_Extracted data_
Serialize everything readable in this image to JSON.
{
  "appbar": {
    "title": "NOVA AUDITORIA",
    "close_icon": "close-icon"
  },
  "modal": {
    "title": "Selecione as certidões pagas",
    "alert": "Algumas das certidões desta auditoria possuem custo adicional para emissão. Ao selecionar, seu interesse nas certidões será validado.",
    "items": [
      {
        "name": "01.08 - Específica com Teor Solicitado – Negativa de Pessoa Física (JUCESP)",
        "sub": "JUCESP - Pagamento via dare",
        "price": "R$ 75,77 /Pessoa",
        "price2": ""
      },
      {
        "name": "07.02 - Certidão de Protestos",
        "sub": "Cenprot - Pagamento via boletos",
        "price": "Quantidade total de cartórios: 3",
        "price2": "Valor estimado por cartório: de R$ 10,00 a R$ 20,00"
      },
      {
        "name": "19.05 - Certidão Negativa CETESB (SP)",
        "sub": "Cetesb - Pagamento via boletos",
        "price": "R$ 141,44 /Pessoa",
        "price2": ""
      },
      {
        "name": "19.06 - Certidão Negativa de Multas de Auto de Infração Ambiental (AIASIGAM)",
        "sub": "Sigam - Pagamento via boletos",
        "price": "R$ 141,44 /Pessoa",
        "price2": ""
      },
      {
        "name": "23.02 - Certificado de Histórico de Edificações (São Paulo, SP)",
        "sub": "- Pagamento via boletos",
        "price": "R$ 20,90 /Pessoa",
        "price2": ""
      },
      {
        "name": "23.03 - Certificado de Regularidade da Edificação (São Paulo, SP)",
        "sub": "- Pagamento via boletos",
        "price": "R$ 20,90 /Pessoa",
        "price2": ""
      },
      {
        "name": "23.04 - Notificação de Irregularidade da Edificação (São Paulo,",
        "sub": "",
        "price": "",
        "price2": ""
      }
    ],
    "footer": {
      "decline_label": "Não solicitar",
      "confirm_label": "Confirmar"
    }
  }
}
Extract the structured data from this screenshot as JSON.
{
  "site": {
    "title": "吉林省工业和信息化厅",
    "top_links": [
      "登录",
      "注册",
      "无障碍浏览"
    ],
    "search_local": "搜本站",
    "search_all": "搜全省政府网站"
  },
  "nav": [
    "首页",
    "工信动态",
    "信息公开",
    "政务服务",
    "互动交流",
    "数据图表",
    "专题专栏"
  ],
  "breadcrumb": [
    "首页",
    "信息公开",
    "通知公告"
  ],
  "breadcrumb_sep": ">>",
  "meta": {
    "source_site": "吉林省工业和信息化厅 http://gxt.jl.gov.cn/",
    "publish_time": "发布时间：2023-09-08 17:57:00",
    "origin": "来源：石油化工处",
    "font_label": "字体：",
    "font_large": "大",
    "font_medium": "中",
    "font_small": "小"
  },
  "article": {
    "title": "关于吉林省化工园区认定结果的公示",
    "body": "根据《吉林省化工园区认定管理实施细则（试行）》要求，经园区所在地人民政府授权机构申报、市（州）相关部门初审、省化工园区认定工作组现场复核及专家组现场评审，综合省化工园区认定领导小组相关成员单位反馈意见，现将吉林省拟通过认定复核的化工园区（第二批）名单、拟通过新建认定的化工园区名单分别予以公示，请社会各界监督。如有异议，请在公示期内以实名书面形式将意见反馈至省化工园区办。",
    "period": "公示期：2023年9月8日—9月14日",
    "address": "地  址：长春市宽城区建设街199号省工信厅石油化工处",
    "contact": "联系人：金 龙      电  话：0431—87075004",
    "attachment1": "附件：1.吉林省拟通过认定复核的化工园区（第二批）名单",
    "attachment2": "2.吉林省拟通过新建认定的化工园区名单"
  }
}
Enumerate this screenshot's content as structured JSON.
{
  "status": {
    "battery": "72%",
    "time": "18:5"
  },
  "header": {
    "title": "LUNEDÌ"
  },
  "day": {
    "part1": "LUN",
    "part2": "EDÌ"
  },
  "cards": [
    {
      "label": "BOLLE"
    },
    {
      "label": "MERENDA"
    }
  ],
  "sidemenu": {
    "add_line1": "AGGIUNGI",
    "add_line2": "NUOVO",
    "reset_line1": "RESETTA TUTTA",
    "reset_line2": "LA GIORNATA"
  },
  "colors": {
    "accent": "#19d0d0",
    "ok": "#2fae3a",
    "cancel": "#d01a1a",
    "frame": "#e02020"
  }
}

_Set exercise_
Which lines hold the word "吉林省工业和信息化厅"? Show each one.

_Answer to the exercise_
    "title": "吉林省工业和信息化厅",
    "source_site": "吉林省工业和信息化厅 http://gxt.jl.gov.cn/",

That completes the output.